(Exercise description): Make an exact copy of the entries below with the pictures removed.

(Source material):
• • • • • • •

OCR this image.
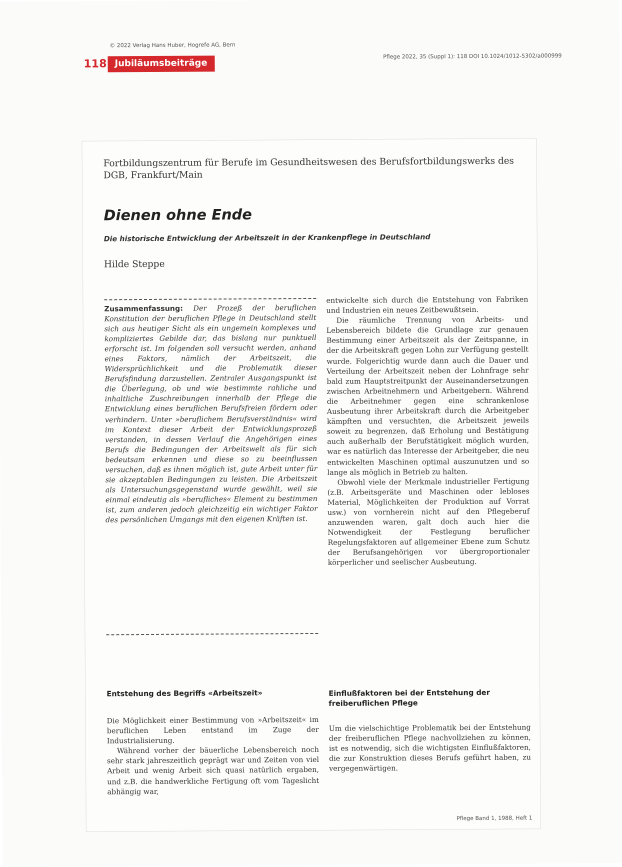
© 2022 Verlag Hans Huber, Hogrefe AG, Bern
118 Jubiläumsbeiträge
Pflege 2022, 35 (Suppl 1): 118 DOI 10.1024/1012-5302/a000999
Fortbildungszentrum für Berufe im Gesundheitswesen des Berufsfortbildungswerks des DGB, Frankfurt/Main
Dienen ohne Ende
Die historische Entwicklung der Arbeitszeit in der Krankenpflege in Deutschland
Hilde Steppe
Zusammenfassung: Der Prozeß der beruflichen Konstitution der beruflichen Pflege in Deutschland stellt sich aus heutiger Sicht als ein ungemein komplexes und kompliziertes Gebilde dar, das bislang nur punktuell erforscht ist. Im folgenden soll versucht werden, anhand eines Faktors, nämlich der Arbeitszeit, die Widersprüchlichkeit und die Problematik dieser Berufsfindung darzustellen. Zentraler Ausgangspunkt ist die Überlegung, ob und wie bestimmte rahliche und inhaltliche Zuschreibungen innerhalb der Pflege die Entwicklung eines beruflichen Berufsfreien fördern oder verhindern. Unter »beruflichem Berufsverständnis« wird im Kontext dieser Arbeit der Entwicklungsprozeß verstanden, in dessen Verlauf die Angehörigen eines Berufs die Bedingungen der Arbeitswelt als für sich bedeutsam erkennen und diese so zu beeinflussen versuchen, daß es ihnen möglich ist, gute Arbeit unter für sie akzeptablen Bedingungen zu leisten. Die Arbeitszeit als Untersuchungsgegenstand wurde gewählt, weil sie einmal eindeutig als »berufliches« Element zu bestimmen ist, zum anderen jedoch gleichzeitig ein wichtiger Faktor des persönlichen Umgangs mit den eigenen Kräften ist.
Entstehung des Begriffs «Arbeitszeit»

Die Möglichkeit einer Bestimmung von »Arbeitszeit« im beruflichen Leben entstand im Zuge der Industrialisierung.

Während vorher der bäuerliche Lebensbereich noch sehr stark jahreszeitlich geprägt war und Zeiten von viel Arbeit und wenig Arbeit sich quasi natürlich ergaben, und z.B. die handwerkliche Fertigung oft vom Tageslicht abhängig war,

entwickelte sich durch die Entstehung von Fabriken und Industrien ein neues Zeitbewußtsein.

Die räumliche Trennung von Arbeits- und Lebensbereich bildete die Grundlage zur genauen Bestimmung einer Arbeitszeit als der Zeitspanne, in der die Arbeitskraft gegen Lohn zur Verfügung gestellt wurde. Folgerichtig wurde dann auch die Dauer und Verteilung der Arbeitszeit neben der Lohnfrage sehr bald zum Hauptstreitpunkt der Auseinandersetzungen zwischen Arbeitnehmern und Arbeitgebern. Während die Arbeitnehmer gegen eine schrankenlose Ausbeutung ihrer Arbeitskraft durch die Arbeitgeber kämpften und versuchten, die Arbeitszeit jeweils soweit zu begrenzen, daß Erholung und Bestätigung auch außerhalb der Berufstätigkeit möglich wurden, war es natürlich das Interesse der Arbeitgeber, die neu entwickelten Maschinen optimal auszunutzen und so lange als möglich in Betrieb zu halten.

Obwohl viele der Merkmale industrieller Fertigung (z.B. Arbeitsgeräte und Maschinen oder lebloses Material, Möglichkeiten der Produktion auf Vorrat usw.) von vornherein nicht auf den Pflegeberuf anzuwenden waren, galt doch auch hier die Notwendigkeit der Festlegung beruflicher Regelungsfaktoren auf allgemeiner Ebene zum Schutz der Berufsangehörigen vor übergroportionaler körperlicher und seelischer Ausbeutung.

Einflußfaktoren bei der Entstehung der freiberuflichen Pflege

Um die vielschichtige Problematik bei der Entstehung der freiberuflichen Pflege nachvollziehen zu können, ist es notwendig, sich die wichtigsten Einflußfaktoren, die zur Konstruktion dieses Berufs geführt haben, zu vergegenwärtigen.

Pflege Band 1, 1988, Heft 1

• • • • • • •

(Output for this task):
OCR this image.
© 2022 Verlag Hans Huber, Hogrefe AG, Bern
118 Jubiläumsbeiträge
Pflege 2022, 35 (Suppl 1): 118 DOI 10.1024/1012-5302/a000999
Fortbildungszentrum für Berufe im Gesundheitswesen des Berufsfortbildungswerks des DGB, Frankfurt/Main
Dienen ohne Ende
Die historische Entwicklung der Arbeitszeit in der Krankenpflege in Deutschland
Hilde Steppe
Zusammenfassung: Der Prozeß der beruflichen Konstitution der beruflichen Pflege in Deutschland stellt sich aus heutiger Sicht als ein ungemein komplexes und kompliziertes Gebilde dar, das bislang nur punktuell erforscht ist. Im folgenden soll versucht werden, anhand eines Faktors, nämlich der Arbeitszeit, die Widersprüchlichkeit und die Problematik dieser Berufsfindung darzustellen. Zentraler Ausgangspunkt ist die Überlegung, ob und wie bestimmte rahliche und inhaltliche Zuschreibungen innerhalb der Pflege die Entwicklung eines beruflichen Berufsfreien fördern oder verhindern. Unter »beruflichem Berufsverständnis« wird im Kontext dieser Arbeit der Entwicklungsprozeß verstanden, in dessen Verlauf die Angehörigen eines Berufs die Bedingungen der Arbeitswelt als für sich bedeutsam erkennen und diese so zu beeinflussen versuchen, daß es ihnen möglich ist, gute Arbeit unter für sie akzeptablen Bedingungen zu leisten. Die Arbeitszeit als Untersuchungsgegenstand wurde gewählt, weil sie einmal eindeutig als »berufliches« Element zu bestimmen ist, zum anderen jedoch gleichzeitig ein wichtiger Faktor des persönlichen Umgangs mit den eigenen Kräften ist.
Entstehung des Begriffs «Arbeitszeit»

Die Möglichkeit einer Bestimmung von »Arbeitszeit« im beruflichen Leben entstand im Zuge der Industrialisierung.

Während vorher der bäuerliche Lebensbereich noch sehr stark jahreszeitlich geprägt war und Zeiten von viel Arbeit und wenig Arbeit sich quasi natürlich ergaben, und z.B. die handwerkliche Fertigung oft vom Tageslicht abhängig war,

entwickelte sich durch die Entstehung von Fabriken und Industrien ein neues Zeitbewußtsein.

Die räumliche Trennung von Arbeits- und Lebensbereich bildete die Grundlage zur genauen Bestimmung einer Arbeitszeit als der Zeitspanne, in der die Arbeitskraft gegen Lohn zur Verfügung gestellt wurde. Folgerichtig wurde dann auch die Dauer und Verteilung der Arbeitszeit neben der Lohnfrage sehr bald zum Hauptstreitpunkt der Auseinandersetzungen zwischen Arbeitnehmern und Arbeitgebern. Während die Arbeitnehmer gegen eine schrankenlose Ausbeutung ihrer Arbeitskraft durch die Arbeitgeber kämpften und versuchten, die Arbeitszeit jeweils soweit zu begrenzen, daß Erholung und Bestätigung auch außerhalb der Berufstätigkeit möglich wurden, war es natürlich das Interesse der Arbeitgeber, die neu entwickelten Maschinen optimal auszunutzen und so lange als möglich in Betrieb zu halten.

Obwohl viele der Merkmale industrieller Fertigung (z.B. Arbeitsgeräte und Maschinen oder lebloses Material, Möglichkeiten der Produktion auf Vorrat usw.) von vornherein nicht auf den Pflegeberuf anzuwenden waren, galt doch auch hier die Notwendigkeit der Festlegung beruflicher Regelungsfaktoren auf allgemeiner Ebene zum Schutz der Berufsangehörigen vor übergroportionaler körperlicher und seelischer Ausbeutung.

Einflußfaktoren bei der Entstehung der freiberuflichen Pflege

Um die vielschichtige Problematik bei der Entstehung der freiberuflichen Pflege nachvollziehen zu können, ist es notwendig, sich die wichtigsten Einflußfaktoren, die zur Konstruktion dieses Berufs geführt haben, zu vergegenwärtigen.

Pflege Band 1, 1988, Heft 1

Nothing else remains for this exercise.